STATED GOAL ▸ Scan the material that follows. Copy every line containing the word "this".

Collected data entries
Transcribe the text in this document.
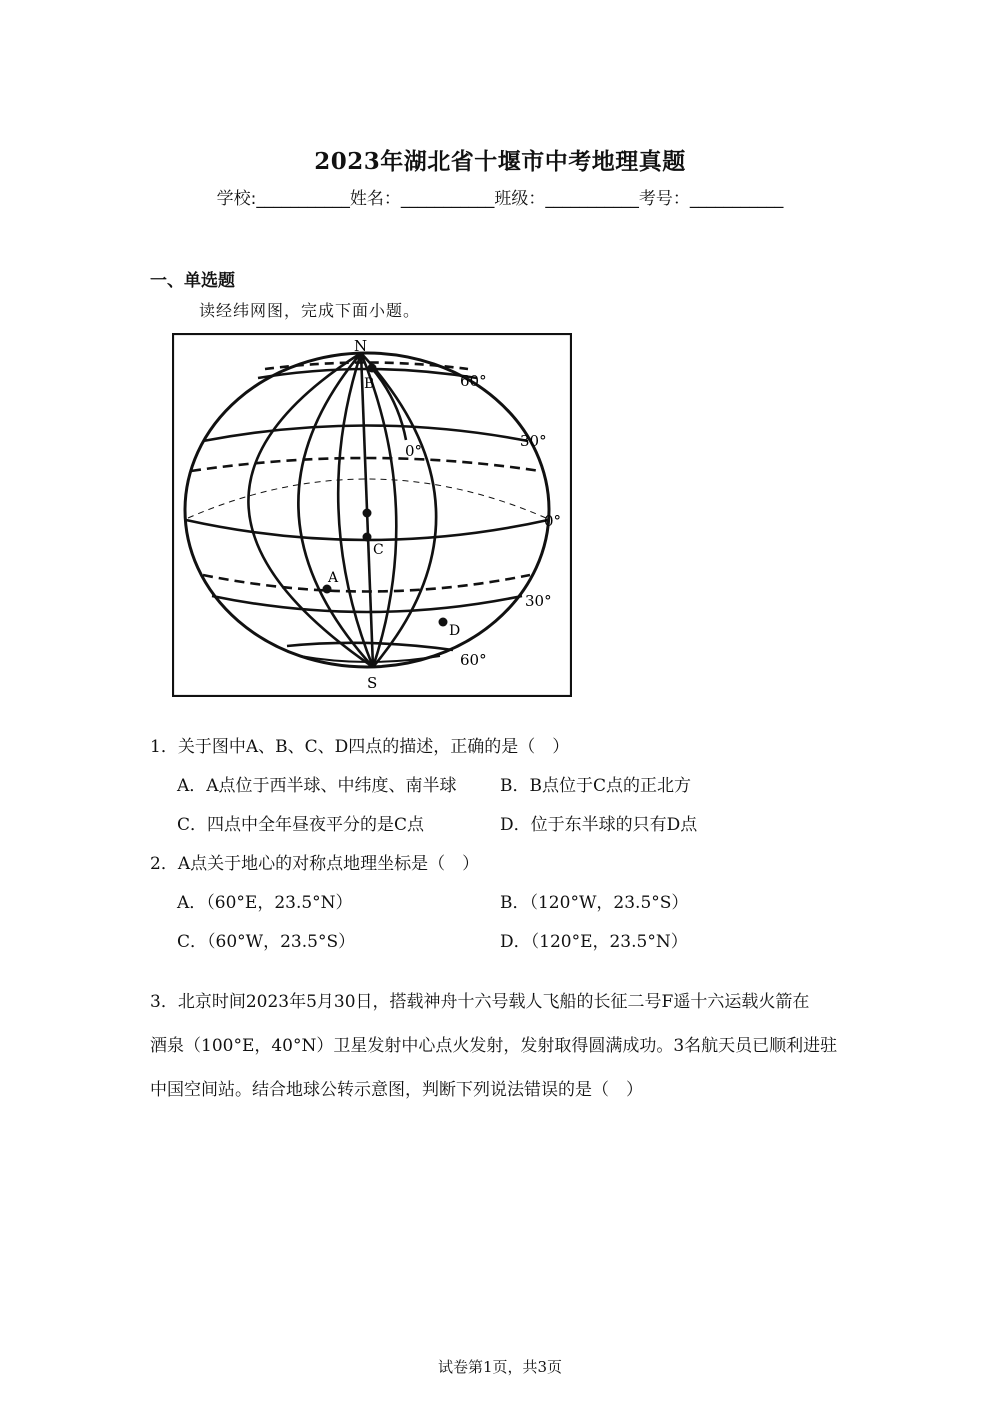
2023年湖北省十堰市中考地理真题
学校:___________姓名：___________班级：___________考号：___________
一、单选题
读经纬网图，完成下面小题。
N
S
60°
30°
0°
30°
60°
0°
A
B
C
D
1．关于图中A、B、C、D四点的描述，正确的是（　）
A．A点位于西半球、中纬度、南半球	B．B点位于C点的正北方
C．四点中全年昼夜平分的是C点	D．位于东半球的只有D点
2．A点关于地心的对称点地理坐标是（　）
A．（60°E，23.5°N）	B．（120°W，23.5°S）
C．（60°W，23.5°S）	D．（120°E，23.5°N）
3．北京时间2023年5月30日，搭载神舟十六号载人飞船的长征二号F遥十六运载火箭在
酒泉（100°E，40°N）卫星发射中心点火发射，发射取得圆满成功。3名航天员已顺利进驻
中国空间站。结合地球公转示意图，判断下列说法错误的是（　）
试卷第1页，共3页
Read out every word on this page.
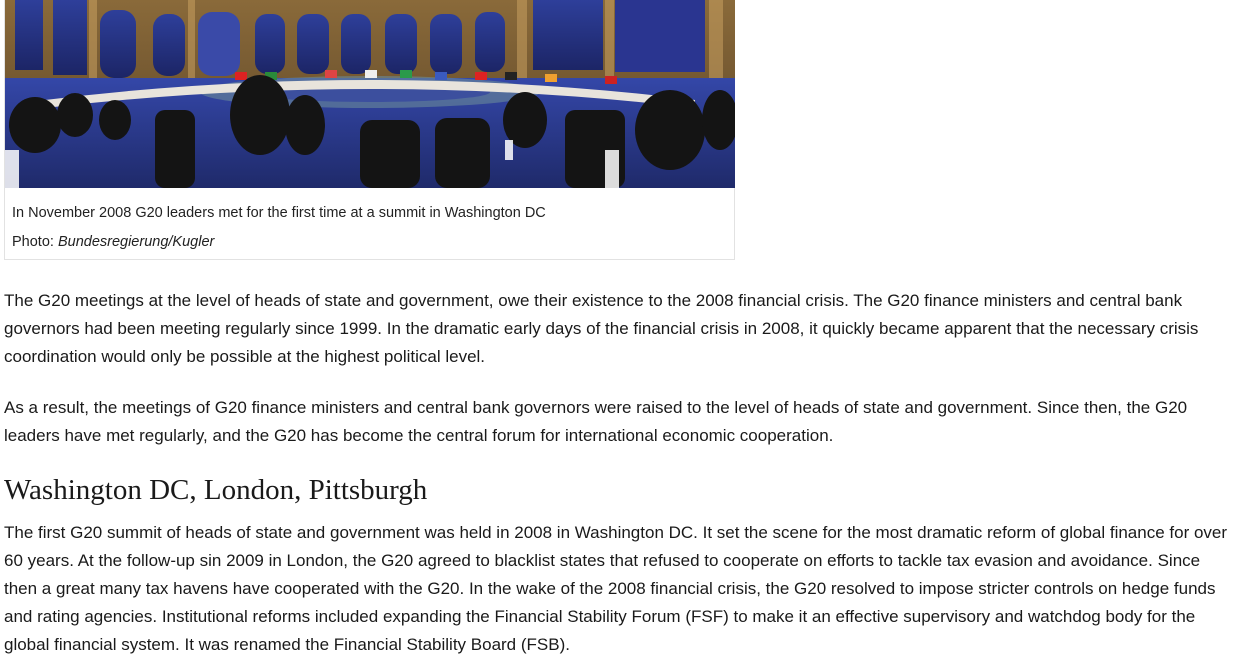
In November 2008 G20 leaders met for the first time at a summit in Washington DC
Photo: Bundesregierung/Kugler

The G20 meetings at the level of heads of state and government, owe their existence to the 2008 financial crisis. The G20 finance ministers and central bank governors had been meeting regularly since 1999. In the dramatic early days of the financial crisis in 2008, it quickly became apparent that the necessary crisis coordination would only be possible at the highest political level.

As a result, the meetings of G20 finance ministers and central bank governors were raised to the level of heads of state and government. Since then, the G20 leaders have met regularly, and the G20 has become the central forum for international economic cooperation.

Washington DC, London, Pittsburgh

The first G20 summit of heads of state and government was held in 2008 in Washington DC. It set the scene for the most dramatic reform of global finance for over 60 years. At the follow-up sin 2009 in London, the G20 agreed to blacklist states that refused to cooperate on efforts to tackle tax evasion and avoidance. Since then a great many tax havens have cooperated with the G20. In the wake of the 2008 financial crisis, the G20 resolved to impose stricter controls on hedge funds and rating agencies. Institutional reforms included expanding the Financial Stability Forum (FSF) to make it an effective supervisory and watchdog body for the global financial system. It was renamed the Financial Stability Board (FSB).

RESPONSE TO THE EXERCISE ▸
Transcribe the text in this document.
Read out every word on this page.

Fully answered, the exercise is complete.